**Problem statement**.
Work out how many lines of the listing hold "étais", then state only that count.

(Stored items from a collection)
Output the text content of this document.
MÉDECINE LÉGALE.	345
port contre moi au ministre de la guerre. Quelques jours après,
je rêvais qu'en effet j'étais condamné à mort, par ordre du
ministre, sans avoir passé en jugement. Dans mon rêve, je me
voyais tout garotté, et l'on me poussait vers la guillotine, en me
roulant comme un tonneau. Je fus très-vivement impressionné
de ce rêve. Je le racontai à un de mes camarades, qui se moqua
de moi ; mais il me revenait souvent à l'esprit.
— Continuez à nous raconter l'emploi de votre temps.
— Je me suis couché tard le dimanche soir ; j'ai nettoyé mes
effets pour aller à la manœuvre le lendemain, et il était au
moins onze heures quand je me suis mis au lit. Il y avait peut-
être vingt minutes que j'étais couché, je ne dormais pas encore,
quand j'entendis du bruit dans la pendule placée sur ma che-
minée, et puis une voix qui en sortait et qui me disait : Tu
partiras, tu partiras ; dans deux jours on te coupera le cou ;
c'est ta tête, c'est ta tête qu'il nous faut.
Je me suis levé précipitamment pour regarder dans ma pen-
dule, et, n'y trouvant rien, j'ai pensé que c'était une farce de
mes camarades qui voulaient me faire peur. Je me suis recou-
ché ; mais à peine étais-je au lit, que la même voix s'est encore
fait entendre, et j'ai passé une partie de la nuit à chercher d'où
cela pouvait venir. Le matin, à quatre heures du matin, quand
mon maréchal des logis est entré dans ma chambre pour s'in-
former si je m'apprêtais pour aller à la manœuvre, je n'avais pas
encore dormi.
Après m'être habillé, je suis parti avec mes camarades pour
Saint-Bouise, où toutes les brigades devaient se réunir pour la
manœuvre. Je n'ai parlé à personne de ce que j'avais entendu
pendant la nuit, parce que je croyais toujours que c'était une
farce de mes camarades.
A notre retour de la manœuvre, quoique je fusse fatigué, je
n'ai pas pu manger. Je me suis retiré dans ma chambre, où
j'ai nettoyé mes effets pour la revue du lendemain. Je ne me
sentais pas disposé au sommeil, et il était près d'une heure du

* * *

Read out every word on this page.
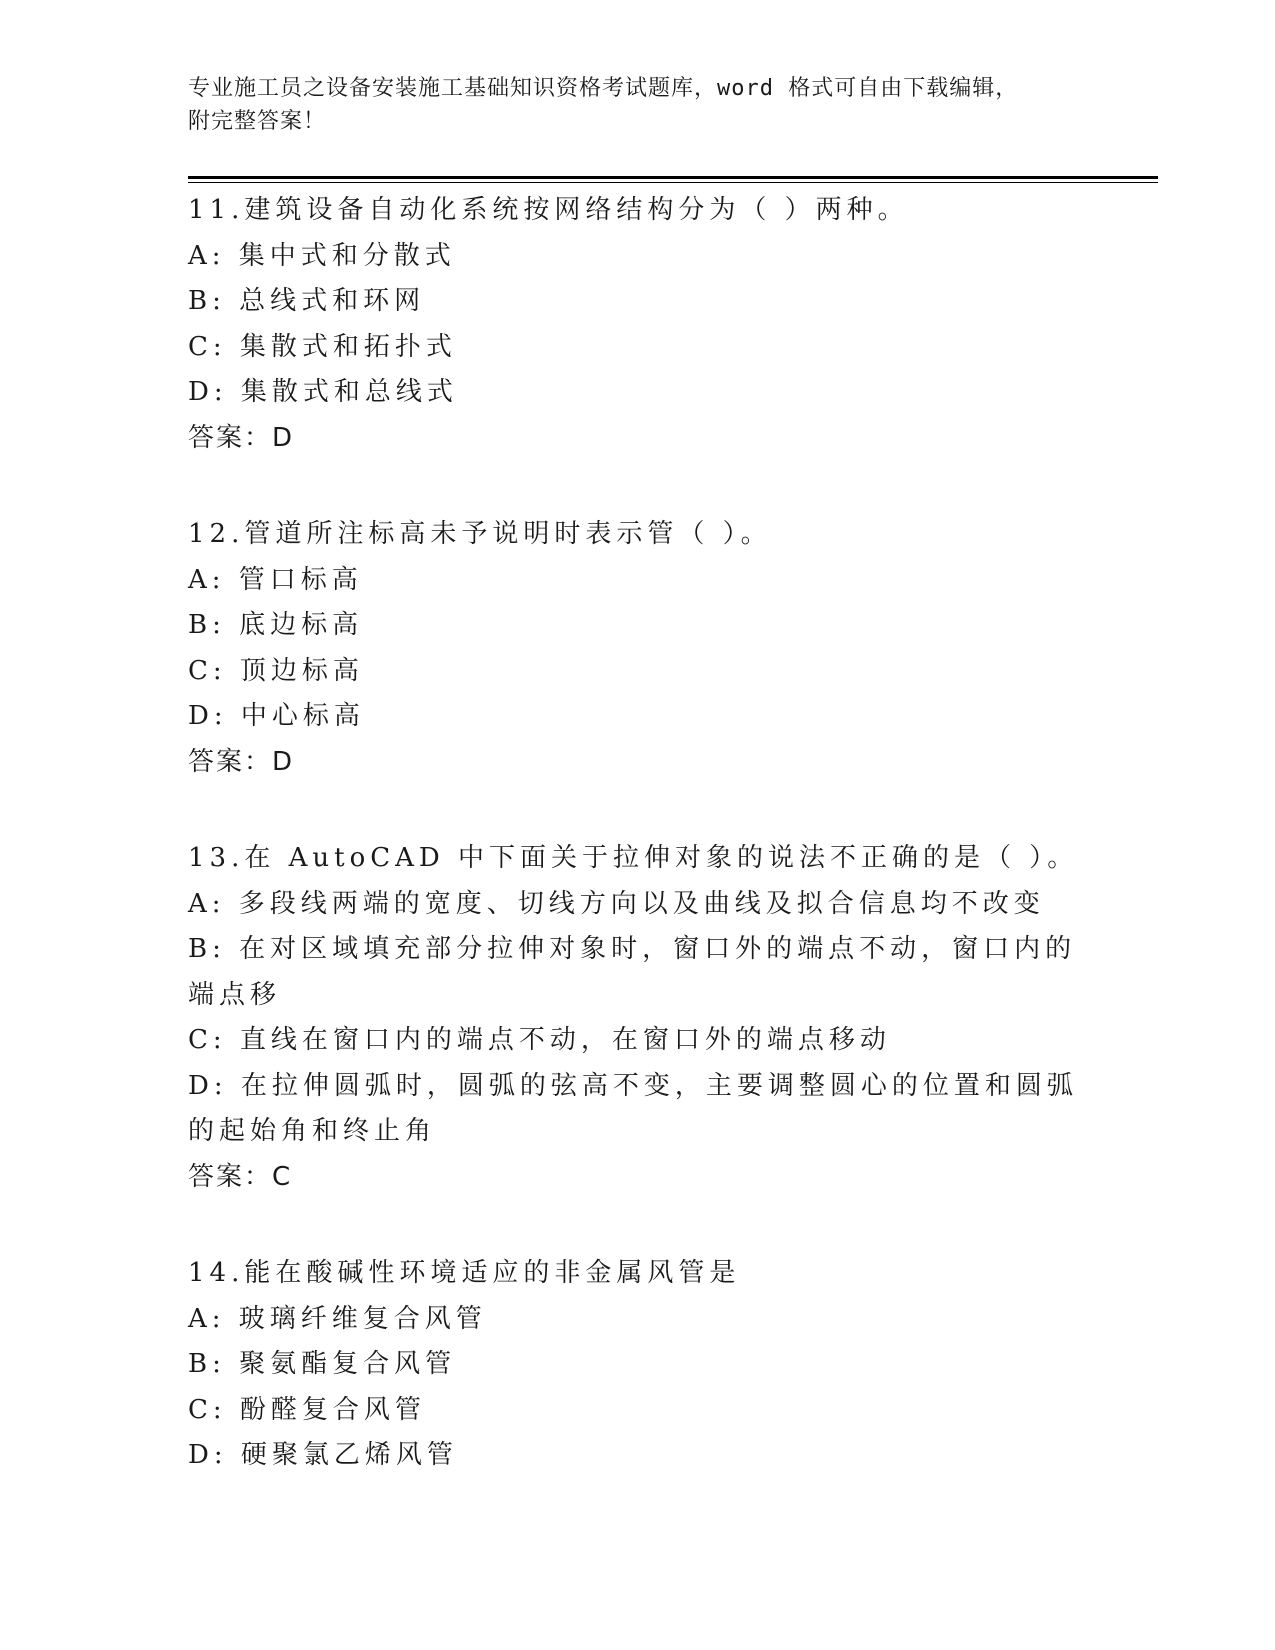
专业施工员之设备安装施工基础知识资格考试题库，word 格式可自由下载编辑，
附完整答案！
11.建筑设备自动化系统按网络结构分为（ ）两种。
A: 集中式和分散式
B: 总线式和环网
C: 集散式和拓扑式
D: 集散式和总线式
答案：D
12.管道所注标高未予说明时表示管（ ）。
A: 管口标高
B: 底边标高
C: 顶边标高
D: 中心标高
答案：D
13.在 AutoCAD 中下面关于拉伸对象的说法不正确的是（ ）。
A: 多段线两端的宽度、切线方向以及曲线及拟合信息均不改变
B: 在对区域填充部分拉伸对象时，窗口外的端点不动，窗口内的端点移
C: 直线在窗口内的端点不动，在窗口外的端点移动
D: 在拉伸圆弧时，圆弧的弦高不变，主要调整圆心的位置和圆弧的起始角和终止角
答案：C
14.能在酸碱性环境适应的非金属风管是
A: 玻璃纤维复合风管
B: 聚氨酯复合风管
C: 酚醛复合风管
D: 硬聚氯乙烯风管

**Reply to the exercise**.
3